Dataset records:
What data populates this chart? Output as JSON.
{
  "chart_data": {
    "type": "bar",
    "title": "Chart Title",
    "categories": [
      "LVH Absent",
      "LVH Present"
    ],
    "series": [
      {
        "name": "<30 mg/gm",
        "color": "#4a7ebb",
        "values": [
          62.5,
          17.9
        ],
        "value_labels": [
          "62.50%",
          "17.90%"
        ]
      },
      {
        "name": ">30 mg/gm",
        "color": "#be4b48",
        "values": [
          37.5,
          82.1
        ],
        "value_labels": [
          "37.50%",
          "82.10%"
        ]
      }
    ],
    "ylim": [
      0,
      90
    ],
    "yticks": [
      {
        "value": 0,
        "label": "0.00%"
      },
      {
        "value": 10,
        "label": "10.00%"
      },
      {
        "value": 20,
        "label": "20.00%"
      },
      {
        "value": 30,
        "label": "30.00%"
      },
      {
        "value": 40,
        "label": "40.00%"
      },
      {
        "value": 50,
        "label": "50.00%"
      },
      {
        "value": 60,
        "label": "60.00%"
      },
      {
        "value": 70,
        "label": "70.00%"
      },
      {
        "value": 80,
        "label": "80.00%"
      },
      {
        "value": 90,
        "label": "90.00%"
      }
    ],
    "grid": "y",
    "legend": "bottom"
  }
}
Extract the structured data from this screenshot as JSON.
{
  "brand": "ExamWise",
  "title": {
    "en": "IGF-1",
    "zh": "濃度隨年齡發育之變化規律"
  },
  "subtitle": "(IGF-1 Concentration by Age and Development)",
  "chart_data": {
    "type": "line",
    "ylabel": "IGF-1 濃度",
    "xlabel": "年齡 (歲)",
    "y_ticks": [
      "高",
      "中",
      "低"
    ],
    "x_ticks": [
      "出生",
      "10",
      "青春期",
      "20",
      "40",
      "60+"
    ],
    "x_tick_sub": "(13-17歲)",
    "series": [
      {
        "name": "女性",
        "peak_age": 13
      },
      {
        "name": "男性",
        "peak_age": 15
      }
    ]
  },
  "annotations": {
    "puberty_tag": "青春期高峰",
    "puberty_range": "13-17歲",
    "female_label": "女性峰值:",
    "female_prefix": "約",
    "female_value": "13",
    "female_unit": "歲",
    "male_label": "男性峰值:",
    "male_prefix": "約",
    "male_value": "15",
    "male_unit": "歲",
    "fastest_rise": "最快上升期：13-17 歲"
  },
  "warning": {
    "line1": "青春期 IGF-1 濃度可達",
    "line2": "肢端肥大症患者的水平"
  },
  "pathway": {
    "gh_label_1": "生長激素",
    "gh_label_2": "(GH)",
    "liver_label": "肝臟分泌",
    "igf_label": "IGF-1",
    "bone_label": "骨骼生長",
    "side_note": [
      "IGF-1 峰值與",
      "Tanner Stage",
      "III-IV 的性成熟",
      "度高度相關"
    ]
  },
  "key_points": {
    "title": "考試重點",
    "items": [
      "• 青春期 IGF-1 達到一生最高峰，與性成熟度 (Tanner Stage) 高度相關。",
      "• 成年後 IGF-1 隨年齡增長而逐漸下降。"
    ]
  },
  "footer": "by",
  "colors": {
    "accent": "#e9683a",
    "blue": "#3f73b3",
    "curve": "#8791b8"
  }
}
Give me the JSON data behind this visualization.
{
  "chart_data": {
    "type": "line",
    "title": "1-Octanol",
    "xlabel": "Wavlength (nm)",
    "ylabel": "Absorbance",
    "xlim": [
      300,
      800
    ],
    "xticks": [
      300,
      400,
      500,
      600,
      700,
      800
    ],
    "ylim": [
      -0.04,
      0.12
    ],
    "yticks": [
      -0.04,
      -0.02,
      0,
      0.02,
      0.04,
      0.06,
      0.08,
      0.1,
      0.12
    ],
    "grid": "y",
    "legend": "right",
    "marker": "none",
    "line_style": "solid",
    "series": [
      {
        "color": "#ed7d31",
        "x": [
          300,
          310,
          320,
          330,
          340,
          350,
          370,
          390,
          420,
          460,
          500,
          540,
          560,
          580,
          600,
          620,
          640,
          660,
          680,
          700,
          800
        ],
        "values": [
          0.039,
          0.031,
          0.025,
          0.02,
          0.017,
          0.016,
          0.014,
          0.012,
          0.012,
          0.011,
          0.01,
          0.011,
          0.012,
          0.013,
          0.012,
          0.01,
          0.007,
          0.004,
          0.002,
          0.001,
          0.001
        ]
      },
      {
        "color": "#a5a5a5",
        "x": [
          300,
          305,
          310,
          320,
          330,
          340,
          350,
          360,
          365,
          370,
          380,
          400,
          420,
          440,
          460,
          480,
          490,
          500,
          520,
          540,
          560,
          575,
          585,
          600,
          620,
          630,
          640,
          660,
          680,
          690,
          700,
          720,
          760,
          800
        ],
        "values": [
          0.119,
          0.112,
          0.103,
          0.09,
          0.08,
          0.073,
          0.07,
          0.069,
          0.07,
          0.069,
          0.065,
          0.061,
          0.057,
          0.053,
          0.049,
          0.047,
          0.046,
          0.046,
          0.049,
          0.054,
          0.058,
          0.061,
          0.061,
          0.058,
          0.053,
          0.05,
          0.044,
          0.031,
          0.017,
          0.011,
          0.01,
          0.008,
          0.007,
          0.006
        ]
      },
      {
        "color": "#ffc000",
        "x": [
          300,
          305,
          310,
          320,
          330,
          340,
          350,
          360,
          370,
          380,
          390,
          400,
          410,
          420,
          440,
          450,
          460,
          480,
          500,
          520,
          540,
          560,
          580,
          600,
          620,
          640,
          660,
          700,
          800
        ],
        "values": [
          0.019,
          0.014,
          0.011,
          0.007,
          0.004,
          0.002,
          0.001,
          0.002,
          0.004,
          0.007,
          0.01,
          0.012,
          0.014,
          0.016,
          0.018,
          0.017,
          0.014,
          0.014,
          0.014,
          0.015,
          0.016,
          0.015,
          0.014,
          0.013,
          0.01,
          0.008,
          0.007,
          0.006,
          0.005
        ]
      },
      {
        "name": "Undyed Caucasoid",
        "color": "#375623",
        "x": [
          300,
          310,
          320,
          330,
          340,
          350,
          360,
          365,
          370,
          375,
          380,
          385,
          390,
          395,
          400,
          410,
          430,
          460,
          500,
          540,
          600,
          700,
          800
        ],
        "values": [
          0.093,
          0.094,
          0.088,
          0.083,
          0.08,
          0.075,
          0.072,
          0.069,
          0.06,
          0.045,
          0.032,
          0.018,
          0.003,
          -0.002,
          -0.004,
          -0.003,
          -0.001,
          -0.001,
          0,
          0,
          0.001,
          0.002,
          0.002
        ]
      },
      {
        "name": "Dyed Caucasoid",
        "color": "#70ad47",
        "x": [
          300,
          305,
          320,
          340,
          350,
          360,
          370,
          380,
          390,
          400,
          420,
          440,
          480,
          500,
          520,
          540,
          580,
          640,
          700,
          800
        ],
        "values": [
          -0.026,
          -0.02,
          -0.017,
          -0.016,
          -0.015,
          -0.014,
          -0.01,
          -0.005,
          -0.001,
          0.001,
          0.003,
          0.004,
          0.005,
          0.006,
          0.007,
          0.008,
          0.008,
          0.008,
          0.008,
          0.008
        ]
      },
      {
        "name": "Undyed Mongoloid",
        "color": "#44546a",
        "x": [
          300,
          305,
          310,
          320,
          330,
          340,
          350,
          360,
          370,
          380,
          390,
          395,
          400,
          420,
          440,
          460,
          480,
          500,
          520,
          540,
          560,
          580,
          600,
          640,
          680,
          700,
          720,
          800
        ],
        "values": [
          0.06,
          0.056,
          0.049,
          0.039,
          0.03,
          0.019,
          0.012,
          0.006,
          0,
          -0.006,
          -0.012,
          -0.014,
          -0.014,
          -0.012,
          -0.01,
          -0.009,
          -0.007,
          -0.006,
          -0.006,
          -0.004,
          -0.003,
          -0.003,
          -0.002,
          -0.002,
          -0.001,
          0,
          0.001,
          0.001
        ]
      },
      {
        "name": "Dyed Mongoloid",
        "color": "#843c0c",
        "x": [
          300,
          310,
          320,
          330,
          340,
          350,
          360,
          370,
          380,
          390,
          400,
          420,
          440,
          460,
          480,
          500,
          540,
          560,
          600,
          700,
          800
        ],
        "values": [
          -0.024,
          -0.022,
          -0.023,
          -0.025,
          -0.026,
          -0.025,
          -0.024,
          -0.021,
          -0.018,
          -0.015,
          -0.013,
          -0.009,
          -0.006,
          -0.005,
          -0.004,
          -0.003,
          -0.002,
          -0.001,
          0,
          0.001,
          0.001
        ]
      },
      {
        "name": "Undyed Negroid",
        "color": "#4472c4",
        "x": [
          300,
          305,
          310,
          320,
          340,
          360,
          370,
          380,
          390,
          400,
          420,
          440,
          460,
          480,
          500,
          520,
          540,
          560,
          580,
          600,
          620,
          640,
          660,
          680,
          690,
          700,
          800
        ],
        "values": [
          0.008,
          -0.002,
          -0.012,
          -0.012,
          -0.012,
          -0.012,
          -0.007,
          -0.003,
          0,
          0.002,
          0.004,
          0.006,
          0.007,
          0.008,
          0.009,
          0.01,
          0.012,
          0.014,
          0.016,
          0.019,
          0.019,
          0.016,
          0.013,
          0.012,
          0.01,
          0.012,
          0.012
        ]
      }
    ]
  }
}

*WHAT IS BEING ASKED*: Check each line above for the string "JSON" and report how many lines have it, giving only the number.

*THE REPLY*: 3